Count the lines below that contain "Iraq". Answer with the number alone.
++++++++
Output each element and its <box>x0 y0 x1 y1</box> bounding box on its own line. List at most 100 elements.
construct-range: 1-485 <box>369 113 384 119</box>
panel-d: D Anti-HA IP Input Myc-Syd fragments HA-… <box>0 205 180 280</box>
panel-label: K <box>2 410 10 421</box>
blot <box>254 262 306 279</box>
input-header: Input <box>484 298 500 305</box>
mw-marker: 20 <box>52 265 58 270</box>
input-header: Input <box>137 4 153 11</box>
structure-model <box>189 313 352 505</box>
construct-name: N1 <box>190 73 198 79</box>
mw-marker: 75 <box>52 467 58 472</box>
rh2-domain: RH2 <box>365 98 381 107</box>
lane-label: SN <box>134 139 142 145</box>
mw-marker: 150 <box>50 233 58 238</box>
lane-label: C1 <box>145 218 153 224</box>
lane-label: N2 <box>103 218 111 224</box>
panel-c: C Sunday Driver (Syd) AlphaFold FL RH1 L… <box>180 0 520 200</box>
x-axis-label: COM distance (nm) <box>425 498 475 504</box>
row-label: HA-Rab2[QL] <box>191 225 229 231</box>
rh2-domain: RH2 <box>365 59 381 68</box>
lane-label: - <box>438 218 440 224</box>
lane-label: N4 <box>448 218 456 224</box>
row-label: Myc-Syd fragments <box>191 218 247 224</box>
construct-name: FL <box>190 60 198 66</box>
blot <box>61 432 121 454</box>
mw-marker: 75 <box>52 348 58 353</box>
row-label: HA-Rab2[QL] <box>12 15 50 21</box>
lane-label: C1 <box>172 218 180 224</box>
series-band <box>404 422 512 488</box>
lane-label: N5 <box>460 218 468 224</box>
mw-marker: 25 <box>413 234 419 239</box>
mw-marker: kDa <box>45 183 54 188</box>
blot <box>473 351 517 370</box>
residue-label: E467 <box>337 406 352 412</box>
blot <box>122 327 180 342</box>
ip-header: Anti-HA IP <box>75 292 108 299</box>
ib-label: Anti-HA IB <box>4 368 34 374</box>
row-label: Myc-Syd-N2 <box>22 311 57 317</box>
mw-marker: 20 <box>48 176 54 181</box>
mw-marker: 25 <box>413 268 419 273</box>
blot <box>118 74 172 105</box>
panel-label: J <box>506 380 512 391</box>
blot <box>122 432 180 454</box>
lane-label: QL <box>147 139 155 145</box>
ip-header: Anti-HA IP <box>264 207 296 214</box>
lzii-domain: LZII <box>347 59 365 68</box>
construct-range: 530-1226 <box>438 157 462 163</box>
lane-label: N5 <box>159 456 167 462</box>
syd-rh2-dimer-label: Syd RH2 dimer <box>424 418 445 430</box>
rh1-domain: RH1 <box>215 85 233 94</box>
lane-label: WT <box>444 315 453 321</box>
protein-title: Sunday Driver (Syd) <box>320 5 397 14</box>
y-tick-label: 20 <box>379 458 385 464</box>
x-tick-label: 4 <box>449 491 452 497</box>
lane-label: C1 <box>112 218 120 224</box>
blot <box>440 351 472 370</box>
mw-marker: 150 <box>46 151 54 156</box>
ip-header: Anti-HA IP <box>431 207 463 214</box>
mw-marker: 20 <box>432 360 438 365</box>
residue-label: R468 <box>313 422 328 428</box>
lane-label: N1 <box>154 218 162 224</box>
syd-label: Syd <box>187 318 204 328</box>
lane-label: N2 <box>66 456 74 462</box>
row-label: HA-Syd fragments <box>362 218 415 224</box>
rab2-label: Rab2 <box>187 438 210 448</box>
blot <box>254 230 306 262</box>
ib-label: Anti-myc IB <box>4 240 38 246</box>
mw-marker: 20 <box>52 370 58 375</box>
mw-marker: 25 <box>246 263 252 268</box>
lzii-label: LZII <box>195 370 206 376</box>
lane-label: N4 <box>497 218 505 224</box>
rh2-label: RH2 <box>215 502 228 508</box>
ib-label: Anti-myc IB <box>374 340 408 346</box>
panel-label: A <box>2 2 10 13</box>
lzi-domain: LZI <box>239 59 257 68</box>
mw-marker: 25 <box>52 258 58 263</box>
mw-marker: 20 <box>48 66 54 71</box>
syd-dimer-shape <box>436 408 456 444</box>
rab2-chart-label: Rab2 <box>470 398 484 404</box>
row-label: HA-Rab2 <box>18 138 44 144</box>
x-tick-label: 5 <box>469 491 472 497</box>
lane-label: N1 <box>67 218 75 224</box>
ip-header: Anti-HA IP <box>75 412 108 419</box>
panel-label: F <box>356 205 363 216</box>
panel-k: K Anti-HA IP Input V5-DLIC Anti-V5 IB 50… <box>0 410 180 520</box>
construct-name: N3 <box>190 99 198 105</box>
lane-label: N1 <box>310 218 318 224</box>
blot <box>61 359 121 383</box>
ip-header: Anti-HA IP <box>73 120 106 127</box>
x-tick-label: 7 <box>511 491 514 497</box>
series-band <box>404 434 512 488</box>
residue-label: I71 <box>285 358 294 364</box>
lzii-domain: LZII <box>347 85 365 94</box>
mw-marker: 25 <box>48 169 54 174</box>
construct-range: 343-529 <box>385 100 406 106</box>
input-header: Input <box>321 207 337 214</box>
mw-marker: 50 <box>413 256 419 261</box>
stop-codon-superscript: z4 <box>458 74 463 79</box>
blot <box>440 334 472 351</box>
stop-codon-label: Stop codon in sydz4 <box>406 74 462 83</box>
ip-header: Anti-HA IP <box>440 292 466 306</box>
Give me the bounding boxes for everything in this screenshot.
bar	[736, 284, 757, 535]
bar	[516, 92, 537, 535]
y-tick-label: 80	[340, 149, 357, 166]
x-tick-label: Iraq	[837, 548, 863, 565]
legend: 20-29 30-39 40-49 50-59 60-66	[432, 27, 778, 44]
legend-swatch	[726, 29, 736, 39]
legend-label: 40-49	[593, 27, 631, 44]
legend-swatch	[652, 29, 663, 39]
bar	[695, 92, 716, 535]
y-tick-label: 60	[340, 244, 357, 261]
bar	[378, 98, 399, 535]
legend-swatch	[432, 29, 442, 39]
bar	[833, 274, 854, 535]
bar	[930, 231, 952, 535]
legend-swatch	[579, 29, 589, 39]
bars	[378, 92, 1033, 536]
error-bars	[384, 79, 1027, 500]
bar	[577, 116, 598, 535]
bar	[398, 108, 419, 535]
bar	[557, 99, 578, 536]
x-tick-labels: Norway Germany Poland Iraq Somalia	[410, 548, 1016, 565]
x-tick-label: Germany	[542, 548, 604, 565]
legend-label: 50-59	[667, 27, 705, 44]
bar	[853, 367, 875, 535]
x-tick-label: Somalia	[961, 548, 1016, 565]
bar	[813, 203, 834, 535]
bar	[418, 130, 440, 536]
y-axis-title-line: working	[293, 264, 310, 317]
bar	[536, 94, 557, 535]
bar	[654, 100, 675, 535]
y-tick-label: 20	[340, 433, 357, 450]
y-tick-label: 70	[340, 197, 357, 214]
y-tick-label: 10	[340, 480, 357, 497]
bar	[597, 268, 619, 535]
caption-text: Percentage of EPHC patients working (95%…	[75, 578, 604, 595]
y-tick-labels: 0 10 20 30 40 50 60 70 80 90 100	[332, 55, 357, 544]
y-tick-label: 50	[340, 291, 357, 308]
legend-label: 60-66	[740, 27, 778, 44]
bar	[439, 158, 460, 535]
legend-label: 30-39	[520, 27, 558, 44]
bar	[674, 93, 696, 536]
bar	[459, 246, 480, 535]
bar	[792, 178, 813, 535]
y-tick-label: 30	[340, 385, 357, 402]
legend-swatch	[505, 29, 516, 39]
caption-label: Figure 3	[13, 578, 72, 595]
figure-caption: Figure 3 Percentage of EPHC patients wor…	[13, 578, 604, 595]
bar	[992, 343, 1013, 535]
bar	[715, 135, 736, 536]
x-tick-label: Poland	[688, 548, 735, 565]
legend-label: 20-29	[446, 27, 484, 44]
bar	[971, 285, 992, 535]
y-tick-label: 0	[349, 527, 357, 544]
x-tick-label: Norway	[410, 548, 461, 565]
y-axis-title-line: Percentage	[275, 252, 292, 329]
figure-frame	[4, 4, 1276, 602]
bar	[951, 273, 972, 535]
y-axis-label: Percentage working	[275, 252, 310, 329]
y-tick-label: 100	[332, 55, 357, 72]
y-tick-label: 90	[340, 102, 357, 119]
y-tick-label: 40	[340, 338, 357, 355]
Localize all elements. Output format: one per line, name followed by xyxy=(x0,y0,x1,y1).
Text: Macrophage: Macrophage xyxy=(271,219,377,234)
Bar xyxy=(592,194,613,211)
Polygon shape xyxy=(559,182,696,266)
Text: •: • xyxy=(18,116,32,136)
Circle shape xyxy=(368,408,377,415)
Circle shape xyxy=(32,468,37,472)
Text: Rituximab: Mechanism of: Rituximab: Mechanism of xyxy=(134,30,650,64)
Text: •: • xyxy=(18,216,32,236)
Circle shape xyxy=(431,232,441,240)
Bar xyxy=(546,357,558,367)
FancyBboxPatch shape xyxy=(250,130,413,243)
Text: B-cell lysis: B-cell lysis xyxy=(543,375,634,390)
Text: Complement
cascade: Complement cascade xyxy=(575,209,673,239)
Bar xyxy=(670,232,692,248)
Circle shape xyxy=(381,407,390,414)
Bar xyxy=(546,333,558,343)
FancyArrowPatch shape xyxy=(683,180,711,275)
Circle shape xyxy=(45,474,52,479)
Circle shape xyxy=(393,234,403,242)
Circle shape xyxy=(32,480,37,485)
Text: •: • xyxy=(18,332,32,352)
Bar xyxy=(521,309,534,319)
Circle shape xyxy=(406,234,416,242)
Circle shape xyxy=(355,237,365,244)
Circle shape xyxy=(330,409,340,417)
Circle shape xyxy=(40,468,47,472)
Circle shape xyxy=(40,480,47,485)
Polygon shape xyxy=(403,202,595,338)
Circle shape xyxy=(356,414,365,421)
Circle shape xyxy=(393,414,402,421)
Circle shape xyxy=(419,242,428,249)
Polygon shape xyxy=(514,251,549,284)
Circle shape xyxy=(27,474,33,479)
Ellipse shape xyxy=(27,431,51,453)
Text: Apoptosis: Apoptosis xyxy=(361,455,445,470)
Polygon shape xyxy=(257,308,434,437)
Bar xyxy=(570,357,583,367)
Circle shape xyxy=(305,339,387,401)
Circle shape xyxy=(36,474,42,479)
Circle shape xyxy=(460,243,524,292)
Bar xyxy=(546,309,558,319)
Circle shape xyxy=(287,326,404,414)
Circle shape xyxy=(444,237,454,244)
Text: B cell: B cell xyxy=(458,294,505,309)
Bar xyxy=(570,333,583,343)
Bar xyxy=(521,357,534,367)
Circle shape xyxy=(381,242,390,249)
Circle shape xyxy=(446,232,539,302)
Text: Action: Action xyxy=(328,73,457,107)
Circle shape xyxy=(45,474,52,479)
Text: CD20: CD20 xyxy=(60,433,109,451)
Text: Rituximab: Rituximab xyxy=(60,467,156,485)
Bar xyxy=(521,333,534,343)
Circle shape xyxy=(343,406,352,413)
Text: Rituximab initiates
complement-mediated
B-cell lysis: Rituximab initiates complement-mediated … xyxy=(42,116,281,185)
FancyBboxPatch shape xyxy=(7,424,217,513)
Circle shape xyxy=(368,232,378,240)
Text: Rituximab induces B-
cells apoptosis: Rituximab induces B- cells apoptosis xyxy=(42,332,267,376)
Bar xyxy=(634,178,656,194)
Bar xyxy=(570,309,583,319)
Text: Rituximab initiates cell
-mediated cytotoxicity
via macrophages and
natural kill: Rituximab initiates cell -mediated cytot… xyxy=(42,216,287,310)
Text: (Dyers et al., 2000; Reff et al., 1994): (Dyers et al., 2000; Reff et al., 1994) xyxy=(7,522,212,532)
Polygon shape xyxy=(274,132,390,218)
++++++++
• [Written answer] 2